A block of data
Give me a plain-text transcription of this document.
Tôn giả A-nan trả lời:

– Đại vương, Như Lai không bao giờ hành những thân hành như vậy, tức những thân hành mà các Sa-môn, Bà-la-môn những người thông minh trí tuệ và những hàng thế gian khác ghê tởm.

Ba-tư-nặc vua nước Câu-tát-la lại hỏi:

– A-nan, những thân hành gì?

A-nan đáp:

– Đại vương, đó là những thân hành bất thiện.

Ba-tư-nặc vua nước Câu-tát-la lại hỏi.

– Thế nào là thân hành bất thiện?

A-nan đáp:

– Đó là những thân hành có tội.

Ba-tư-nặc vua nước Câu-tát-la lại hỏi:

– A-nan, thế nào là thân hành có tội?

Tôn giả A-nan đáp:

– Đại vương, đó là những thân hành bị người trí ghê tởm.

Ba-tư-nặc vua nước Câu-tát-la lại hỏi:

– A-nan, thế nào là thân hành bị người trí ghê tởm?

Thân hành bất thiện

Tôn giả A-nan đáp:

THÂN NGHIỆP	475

* WRITTEN PROBLEM *
From the listing above, reproduce all the lines exactly.

* TASK RESULT *
Give me a plain-text transcription of this document.
Tôn giả A-nan trả lời:

– Đại vương, Như Lai không bao giờ hành những thân hành như vậy, tức những thân hành mà các Sa-môn, Bà-la-môn những người thông minh trí tuệ và những hàng thế gian khác ghê tởm.

Ba-tư-nặc vua nước Câu-tát-la lại hỏi:

– A-nan, những thân hành gì?

A-nan đáp:

– Đại vương, đó là những thân hành bất thiện.

Ba-tư-nặc vua nước Câu-tát-la lại hỏi.

– Thế nào là thân hành bất thiện?

A-nan đáp:

– Đó là những thân hành có tội.

Ba-tư-nặc vua nước Câu-tát-la lại hỏi:

– A-nan, thế nào là thân hành có tội?

Tôn giả A-nan đáp:

– Đại vương, đó là những thân hành bị người trí ghê tởm.

Ba-tư-nặc vua nước Câu-tát-la lại hỏi:

– A-nan, thế nào là thân hành bị người trí ghê tởm?

Thân hành bất thiện

Tôn giả A-nan đáp:

THÂN NGHIỆP	475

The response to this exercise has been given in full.